— start Source data —
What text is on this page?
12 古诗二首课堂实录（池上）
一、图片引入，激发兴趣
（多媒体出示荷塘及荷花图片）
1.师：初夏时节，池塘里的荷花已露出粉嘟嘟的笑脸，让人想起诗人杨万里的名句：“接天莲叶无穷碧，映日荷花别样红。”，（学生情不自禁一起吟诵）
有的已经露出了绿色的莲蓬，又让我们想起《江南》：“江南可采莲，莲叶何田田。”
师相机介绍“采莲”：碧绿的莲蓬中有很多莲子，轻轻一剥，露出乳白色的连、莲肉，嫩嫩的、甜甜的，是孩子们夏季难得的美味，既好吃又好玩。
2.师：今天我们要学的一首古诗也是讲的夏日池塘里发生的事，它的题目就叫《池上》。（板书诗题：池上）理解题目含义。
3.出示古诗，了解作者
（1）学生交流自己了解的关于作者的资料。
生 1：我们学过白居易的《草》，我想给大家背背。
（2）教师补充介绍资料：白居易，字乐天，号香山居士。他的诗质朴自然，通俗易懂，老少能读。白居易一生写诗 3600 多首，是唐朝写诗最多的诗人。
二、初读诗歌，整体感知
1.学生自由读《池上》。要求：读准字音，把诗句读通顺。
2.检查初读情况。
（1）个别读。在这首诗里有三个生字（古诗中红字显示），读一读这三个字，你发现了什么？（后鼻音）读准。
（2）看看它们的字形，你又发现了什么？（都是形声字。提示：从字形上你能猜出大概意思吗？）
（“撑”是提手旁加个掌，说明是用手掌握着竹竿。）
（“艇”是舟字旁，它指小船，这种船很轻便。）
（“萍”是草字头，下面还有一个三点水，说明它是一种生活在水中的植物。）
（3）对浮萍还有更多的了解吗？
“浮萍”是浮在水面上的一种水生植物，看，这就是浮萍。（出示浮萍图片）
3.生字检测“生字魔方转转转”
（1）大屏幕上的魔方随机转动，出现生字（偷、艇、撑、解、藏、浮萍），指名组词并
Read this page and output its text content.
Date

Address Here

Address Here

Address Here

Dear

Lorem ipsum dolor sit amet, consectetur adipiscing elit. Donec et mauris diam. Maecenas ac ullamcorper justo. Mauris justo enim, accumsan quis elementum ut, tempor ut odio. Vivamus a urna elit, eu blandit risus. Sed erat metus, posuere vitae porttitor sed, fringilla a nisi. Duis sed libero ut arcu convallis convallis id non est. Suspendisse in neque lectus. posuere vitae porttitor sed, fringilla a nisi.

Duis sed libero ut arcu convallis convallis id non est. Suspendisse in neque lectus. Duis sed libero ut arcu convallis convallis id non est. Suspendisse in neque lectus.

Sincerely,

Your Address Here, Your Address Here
— end Source data —
- _Stated goal_:
Copy each line of the data above without altering a single character.

- _Exercise response_:
What text is on this page?
12 古诗二首课堂实录（池上）
一、图片引入，激发兴趣
（多媒体出示荷塘及荷花图片）
1.师：初夏时节，池塘里的荷花已露出粉嘟嘟的笑脸，让人想起诗人杨万里的名句：“接天莲叶无穷碧，映日荷花别样红。”，（学生情不自禁一起吟诵）
有的已经露出了绿色的莲蓬，又让我们想起《江南》：“江南可采莲，莲叶何田田。”
师相机介绍“采莲”：碧绿的莲蓬中有很多莲子，轻轻一剥，露出乳白色的连、莲肉，嫩嫩的、甜甜的，是孩子们夏季难得的美味，既好吃又好玩。
2.师：今天我们要学的一首古诗也是讲的夏日池塘里发生的事，它的题目就叫《池上》。（板书诗题：池上）理解题目含义。
3.出示古诗，了解作者
（1）学生交流自己了解的关于作者的资料。
生 1：我们学过白居易的《草》，我想给大家背背。
（2）教师补充介绍资料：白居易，字乐天，号香山居士。他的诗质朴自然，通俗易懂，老少能读。白居易一生写诗 3600 多首，是唐朝写诗最多的诗人。
二、初读诗歌，整体感知
1.学生自由读《池上》。要求：读准字音，把诗句读通顺。
2.检查初读情况。
（1）个别读。在这首诗里有三个生字（古诗中红字显示），读一读这三个字，你发现了什么？（后鼻音）读准。
（2）看看它们的字形，你又发现了什么？（都是形声字。提示：从字形上你能猜出大概意思吗？）
（“撑”是提手旁加个掌，说明是用手掌握着竹竿。）
（“艇”是舟字旁，它指小船，这种船很轻便。）
（“萍”是草字头，下面还有一个三点水，说明它是一种生活在水中的植物。）
（3）对浮萍还有更多的了解吗？
“浮萍”是浮在水面上的一种水生植物，看，这就是浮萍。（出示浮萍图片）
3.生字检测“生字魔方转转转”
（1）大屏幕上的魔方随机转动，出现生字（偷、艇、撑、解、藏、浮萍），指名组词并
Read this page and output its text content.
Date

Address Here

Address Here

Address Here

Dear

Lorem ipsum dolor sit amet, consectetur adipiscing elit. Donec et mauris diam. Maecenas ac ullamcorper justo. Mauris justo enim, accumsan quis elementum ut, tempor ut odio. Vivamus a urna elit, eu blandit risus. Sed erat metus, posuere vitae porttitor sed, fringilla a nisi. Duis sed libero ut arcu convallis convallis id non est. Suspendisse in neque lectus. posuere vitae porttitor sed, fringilla a nisi.

Duis sed libero ut arcu convallis convallis id non est. Suspendisse in neque lectus. Duis sed libero ut arcu convallis convallis id non est. Suspendisse in neque lectus.

Sincerely,

Your Address Here, Your Address Here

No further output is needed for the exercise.